- _Text extract_
+++++
On an infinite smooth table, there’s a big round fixed cylinder and a little ball whose volume can be ignored.

Currently the ball stands still at point $A$, then we’ll give it an initial speed and a direction. If the ball hits the cylinder, it will bounce back with no energy losses.

We’re just curious about whether the ball will pass point $B$ after some time.

Input

First line contains an integer $T$, which indicates the number of test cases.

Every test case contains three lines.

The first line contains three integers $O_x$, $O_y$ and $r$, indicating the center of cylinder is $(O_x, O_y)$ and its radius is $r$.

The second line contains four integers $A_x$, $A_y$, $V_x$ and $V_y$, indicating the coordinate of $A$ is $(A_x, A_y)$ and the initial direction vector is $(V_x, V_y)$.
+++++
(Listings of boxed layout items)
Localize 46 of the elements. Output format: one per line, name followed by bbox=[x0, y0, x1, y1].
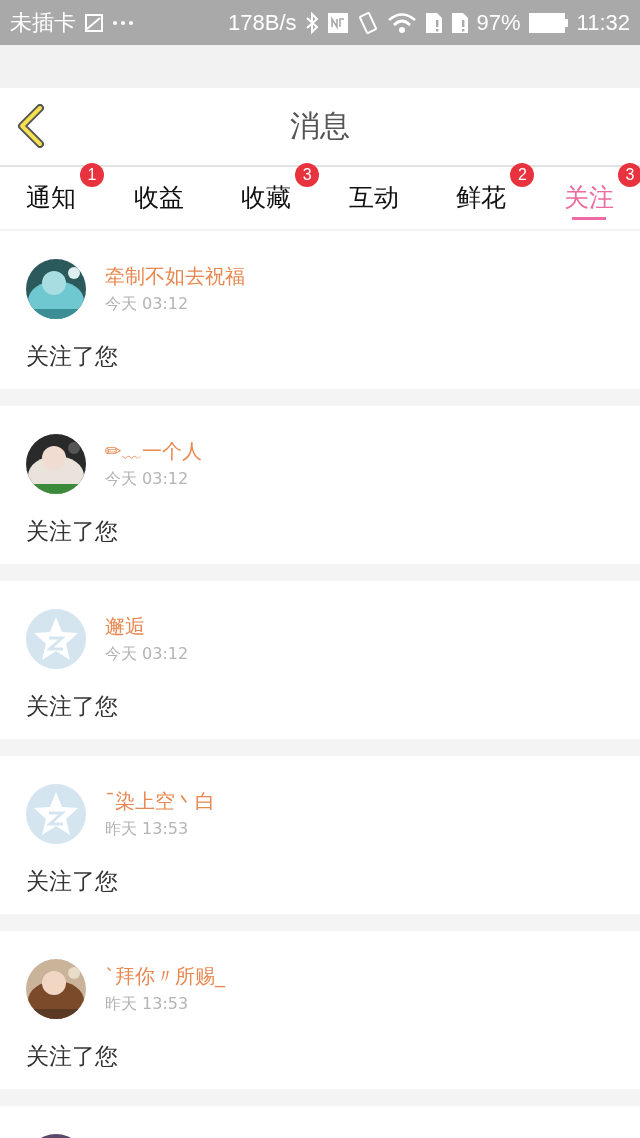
bluetooth-icon bbox=[304, 11, 319, 34]
timestamp: 今天 03:12 bbox=[105, 294, 190, 315]
count-badge: 2 bbox=[510, 163, 535, 187]
message-text: 关注了您 bbox=[26, 342, 119, 371]
message-text: 关注了您 bbox=[26, 867, 119, 896]
count-badge: 1 bbox=[80, 163, 104, 187]
user-name: ˉ染上空丶白 bbox=[105, 788, 215, 815]
vibrate-icon bbox=[356, 10, 379, 35]
clock-text: 11:32 bbox=[576, 9, 630, 36]
carrier-text: 未插卡 bbox=[10, 8, 76, 37]
page-title: 消息 bbox=[290, 107, 350, 145]
nfc-icon bbox=[326, 11, 349, 34]
more-icon bbox=[112, 19, 134, 26]
timestamp: 今天 03:12 bbox=[105, 469, 190, 490]
user-name: ✏﹏一个人 bbox=[105, 438, 202, 465]
count-badge: 3 bbox=[295, 163, 320, 187]
message-card[interactable]: ˋ拜你〃所赐_ 昨天 13:53 关注了您 bbox=[0, 931, 640, 1089]
message-card[interactable]: 邂逅 今天 03:12 关注了您 bbox=[0, 581, 640, 739]
message-card[interactable]: 牵制不如去祝福 今天 03:12 关注了您 bbox=[0, 231, 640, 389]
back-button[interactable] bbox=[16, 104, 46, 148]
user-name: 邂逅 bbox=[105, 613, 146, 640]
default-avatar-icon bbox=[26, 784, 86, 844]
message-card[interactable]: ˉ染上空丶白 昨天 13:53 关注了您 bbox=[0, 756, 640, 914]
user-name: 牵制不如去祝福 bbox=[105, 263, 245, 290]
sim-alert-icon bbox=[424, 11, 443, 34]
image-icon bbox=[84, 12, 104, 33]
timestamp: 今天 03:12 bbox=[105, 644, 189, 665]
tab[interactable]: 通知 bbox=[26, 167, 76, 223]
sim-alert-icon bbox=[450, 11, 469, 34]
wifi-icon bbox=[386, 11, 417, 34]
message-text: 关注了您 bbox=[26, 517, 119, 546]
user-name: ˋ拜你〃所赐_ bbox=[105, 963, 225, 990]
tab[interactable]: 收藏 bbox=[241, 167, 292, 223]
timestamp: 昨天 13:53 bbox=[105, 994, 190, 1015]
count-badge: 3 bbox=[617, 163, 640, 187]
message-text: 关注了您 bbox=[26, 692, 119, 721]
default-avatar-icon bbox=[26, 609, 86, 669]
tab[interactable]: 鲜花 bbox=[456, 167, 507, 223]
battery-icon bbox=[528, 12, 569, 33]
timestamp: 昨天 13:53 bbox=[105, 819, 190, 840]
message-text: 关注了您 bbox=[26, 1042, 119, 1071]
tab[interactable]: 收益 bbox=[133, 167, 184, 223]
network-speed: 178B/s bbox=[228, 9, 297, 36]
message-card[interactable]: ✏﹏一个人 今天 03:12 关注了您 bbox=[0, 406, 640, 564]
battery-percent: 97% bbox=[476, 9, 521, 36]
tab[interactable]: 互动 bbox=[348, 167, 399, 223]
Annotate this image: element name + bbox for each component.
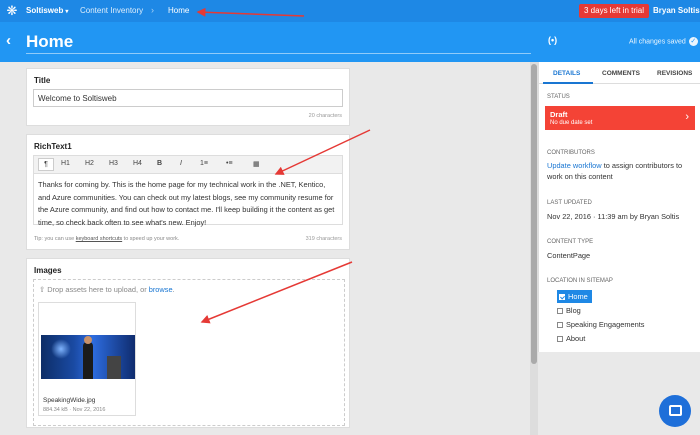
active-tab-indicator: [543, 82, 593, 84]
details-sidebar: DETAILS COMMENTS REVISIONS STATUS Draft …: [538, 62, 700, 352]
sitemap-label: LOCATION IN SITEMAP: [547, 278, 613, 284]
connection-icon: (•): [548, 35, 558, 45]
heading4-button[interactable]: H4: [133, 160, 142, 167]
update-workflow-link[interactable]: Update workflow: [547, 161, 602, 170]
save-status: All changes saved ✓: [629, 37, 698, 46]
heading3-button[interactable]: H3: [109, 160, 118, 167]
podium: [107, 356, 121, 379]
breadcrumb-content-inventory[interactable]: Content Inventory: [80, 6, 143, 15]
paragraph-button[interactable]: ¶: [38, 158, 54, 171]
heading2-button[interactable]: H2: [85, 160, 94, 167]
asset-filename: SpeakingWide.jpg: [43, 397, 96, 404]
numbered-list-icon[interactable]: 1≡: [200, 160, 208, 167]
drop-instructions: ⇧ Drop assets here to upload, or browse.: [39, 285, 175, 294]
back-icon[interactable]: ‹: [6, 33, 11, 48]
speaker-head: [84, 336, 92, 344]
chat-icon: [669, 405, 682, 416]
keyboard-shortcuts-link[interactable]: keyboard shortcuts: [76, 236, 122, 242]
heading1-button[interactable]: H1: [61, 160, 70, 167]
richtext-char-count: 319 characters: [305, 236, 342, 242]
drop-text-end: .: [172, 285, 175, 294]
tab-revisions[interactable]: REVISIONS: [657, 70, 692, 77]
checkbox-icon: [557, 322, 563, 329]
workflow-status-button[interactable]: Draft No due date set ›: [545, 106, 695, 130]
stage-light: [51, 339, 71, 359]
title-label: Title: [34, 76, 51, 85]
richtext-toolbar: ¶ H1 H2 H3 H4 B I 1≡ •≡ ▦: [33, 155, 343, 173]
title-underline: [26, 53, 531, 54]
breadcrumb-separator-icon: ›: [151, 5, 154, 15]
breadcrumb-home: Home: [168, 6, 190, 15]
sitemap-item-label: Speaking Engagements: [566, 320, 645, 329]
editor-scrollbar[interactable]: [530, 62, 538, 435]
italic-button[interactable]: I: [180, 160, 182, 167]
asset-drop-zone[interactable]: ⇧ Drop assets here to upload, or browse.…: [33, 279, 345, 426]
save-status-text: All changes saved: [629, 38, 686, 46]
tip-prefix: Tip: you can use: [34, 236, 76, 242]
status-label: STATUS: [547, 94, 570, 100]
title-input[interactable]: Welcome to Soltisweb: [33, 89, 343, 107]
images-label: Images: [34, 266, 62, 275]
images-element-card: Images ⇧ Drop assets here to upload, or …: [26, 258, 350, 428]
project-selector[interactable]: Soltisweb ▾: [26, 6, 68, 15]
content-header: ‹ Home (•) All changes saved ✓: [0, 22, 700, 62]
tab-details[interactable]: DETAILS: [553, 70, 580, 77]
title-element-card: Title Welcome to Soltisweb 20 characters: [26, 68, 350, 126]
chevron-right-icon: ›: [685, 111, 689, 123]
top-bar: ❋ Soltisweb ▾ Content Inventory › Home 3 …: [0, 0, 700, 22]
sitemap-item-speaking[interactable]: Speaking Engagements: [557, 320, 644, 329]
check-icon: ✓: [688, 37, 698, 46]
content-type-value: ContentPage: [547, 251, 591, 260]
last-updated-value: Nov 22, 2016 · 11:39 am by Bryan Soltis: [547, 212, 680, 221]
trial-badge[interactable]: 3 days left in trial: [579, 4, 650, 18]
tip-suffix: to speed up your work.: [122, 236, 180, 242]
user-menu[interactable]: Bryan Soltis: [653, 6, 700, 15]
bullet-list-icon[interactable]: •≡: [226, 160, 233, 167]
status-due-date: No due date set: [550, 120, 593, 126]
drop-text: Drop assets here to upload, or: [45, 285, 149, 294]
sitemap-item-label: Blog: [566, 306, 581, 315]
status-value: Draft: [550, 110, 568, 119]
scrollbar-thumb[interactable]: [531, 64, 537, 364]
browse-link[interactable]: browse: [149, 285, 173, 294]
title-char-count: 20 characters: [308, 113, 342, 119]
chat-launcher-button[interactable]: [659, 395, 691, 427]
project-name: Soltisweb: [26, 6, 64, 15]
checkbox-icon: [557, 336, 563, 343]
contributors-info: Update workflow to assign contributors t…: [547, 160, 697, 182]
bold-button[interactable]: B: [157, 160, 162, 167]
asset-thumbnail: [41, 335, 135, 379]
asset-tile[interactable]: SpeakingWide.jpg 884.34 kB · Nov 22, 201…: [38, 302, 136, 416]
table-icon[interactable]: ▦: [253, 160, 260, 168]
checkbox-icon: [557, 308, 563, 315]
speaker-figure: [83, 342, 93, 379]
sitemap-item-home[interactable]: Home: [557, 290, 592, 303]
last-updated-label: LAST UPDATED: [547, 200, 592, 206]
sitemap-item-label: Home: [568, 292, 588, 301]
checkbox-checked-icon: [559, 294, 565, 301]
sitemap-item-label: About: [566, 334, 586, 343]
sitemap-item-about[interactable]: About: [557, 334, 585, 343]
page-title: Home: [26, 32, 74, 51]
asset-metadata: 884.34 kB · Nov 22, 2016: [43, 407, 106, 413]
chevron-down-icon: ▾: [65, 9, 69, 15]
app-logo-icon[interactable]: ❋: [5, 4, 19, 18]
content-type-label: CONTENT TYPE: [547, 239, 594, 245]
sitemap-item-blog[interactable]: Blog: [557, 306, 581, 315]
contributors-label: CONTRIBUTORS: [547, 150, 595, 156]
richtext-label: RichText1: [34, 142, 72, 151]
richtext-element-card: RichText1 ¶ H1 H2 H3 H4 B I 1≡ •≡ ▦ Than…: [26, 134, 350, 250]
sidebar-tabs: DETAILS COMMENTS REVISIONS: [539, 62, 700, 84]
richtext-editor[interactable]: Thanks for coming by. This is the home p…: [33, 173, 343, 227]
tab-comments[interactable]: COMMENTS: [602, 70, 640, 77]
richtext-tip: Tip: you can use keyboard shortcuts to s…: [34, 236, 179, 242]
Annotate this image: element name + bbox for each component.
+++++
- _Problems_
(a) In the ball-and-cylinder problem, what happens to the ball if it hits the cylinder?
(b) Carry on the ball-and-cylinder problem statement from its last sentence.
Nothing here depends on the data.

- _Results_
(a) It bounces back with no energy losses.

(b)
The last line contains two integers $B_x$ and $B_y$, indicating the coordinate of point $B$ is $(B_x,B_y)$.

⋅ $1 ≤ T ≤ 100.$

⋅ $|O_x|,|O_y|≤ 1000.$

⋅ $1 ≤ r ≤ 100.$

⋅ $|A_x|,|A_y|,|B_x|,|B_y|≤ 1000.$

⋅ $|V_x|,|V_y|≤ 1000.$

⋅ $V_x≠0 or V_y≠0.$

⋅ both $A$ and $B$ are outside of the cylinder and they are not at same position.

Output

For every test case, you should output “ Case #x: y“, where $x$ indicates the case number and counts from $1$. $y$ is “ $Yes$” if the ball will pass point $B$ after some time, otherwise $y$ is “ $No$”.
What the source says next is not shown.